## What you are asked to do
Repeat the whole of the data, keeping every detail the same.

## Provided information
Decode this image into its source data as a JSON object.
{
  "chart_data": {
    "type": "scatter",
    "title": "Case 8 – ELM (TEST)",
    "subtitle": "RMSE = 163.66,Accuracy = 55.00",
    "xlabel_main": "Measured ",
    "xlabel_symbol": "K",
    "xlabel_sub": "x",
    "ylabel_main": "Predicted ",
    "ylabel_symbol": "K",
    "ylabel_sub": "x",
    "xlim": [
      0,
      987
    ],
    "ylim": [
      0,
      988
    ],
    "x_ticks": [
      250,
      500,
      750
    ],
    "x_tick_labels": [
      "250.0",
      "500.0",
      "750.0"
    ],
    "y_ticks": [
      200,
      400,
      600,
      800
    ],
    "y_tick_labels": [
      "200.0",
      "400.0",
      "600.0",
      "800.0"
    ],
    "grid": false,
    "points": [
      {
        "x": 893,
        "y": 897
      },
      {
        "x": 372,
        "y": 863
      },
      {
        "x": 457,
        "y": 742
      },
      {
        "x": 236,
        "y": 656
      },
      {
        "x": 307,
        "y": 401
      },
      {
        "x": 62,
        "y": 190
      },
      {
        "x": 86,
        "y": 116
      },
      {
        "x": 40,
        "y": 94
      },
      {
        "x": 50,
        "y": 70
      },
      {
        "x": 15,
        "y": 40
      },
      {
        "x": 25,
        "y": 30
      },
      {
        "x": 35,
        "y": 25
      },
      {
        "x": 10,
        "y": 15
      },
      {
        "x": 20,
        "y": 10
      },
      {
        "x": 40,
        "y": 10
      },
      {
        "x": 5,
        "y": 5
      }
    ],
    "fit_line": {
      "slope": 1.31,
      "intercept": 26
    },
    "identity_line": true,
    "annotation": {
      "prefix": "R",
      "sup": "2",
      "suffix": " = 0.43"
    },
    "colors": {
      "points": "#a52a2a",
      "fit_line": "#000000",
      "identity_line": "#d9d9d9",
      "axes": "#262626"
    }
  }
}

## Expected answer
Decode this image into its source data as a JSON object.
{
  "chart_data": {
    "type": "scatter",
    "title": "Case 8 – ELM (TEST)",
    "subtitle": "RMSE = 163.66,Accuracy = 55.00",
    "xlabel_main": "Measured ",
    "xlabel_symbol": "K",
    "xlabel_sub": "x",
    "ylabel_main": "Predicted ",
    "ylabel_symbol": "K",
    "ylabel_sub": "x",
    "xlim": [
      0,
      987
    ],
    "ylim": [
      0,
      988
    ],
    "x_ticks": [
      250,
      500,
      750
    ],
    "x_tick_labels": [
      "250.0",
      "500.0",
      "750.0"
    ],
    "y_ticks": [
      200,
      400,
      600,
      800
    ],
    "y_tick_labels": [
      "200.0",
      "400.0",
      "600.0",
      "800.0"
    ],
    "grid": false,
    "points": [
      {
        "x": 893,
        "y": 897
      },
      {
        "x": 372,
        "y": 863
      },
      {
        "x": 457,
        "y": 742
      },
      {
        "x": 236,
        "y": 656
      },
      {
        "x": 307,
        "y": 401
      },
      {
        "x": 62,
        "y": 190
      },
      {
        "x": 86,
        "y": 116
      },
      {
        "x": 40,
        "y": 94
      },
      {
        "x": 50,
        "y": 70
      },
      {
        "x": 15,
        "y": 40
      },
      {
        "x": 25,
        "y": 30
      },
      {
        "x": 35,
        "y": 25
      },
      {
        "x": 10,
        "y": 15
      },
      {
        "x": 20,
        "y": 10
      },
      {
        "x": 40,
        "y": 10
      },
      {
        "x": 5,
        "y": 5
      }
    ],
    "fit_line": {
      "slope": 1.31,
      "intercept": 26
    },
    "identity_line": true,
    "annotation": {
      "prefix": "R",
      "sup": "2",
      "suffix": " = 0.43"
    },
    "colors": {
      "points": "#a52a2a",
      "fit_line": "#000000",
      "identity_line": "#d9d9d9",
      "axes": "#262626"
    }
  }
}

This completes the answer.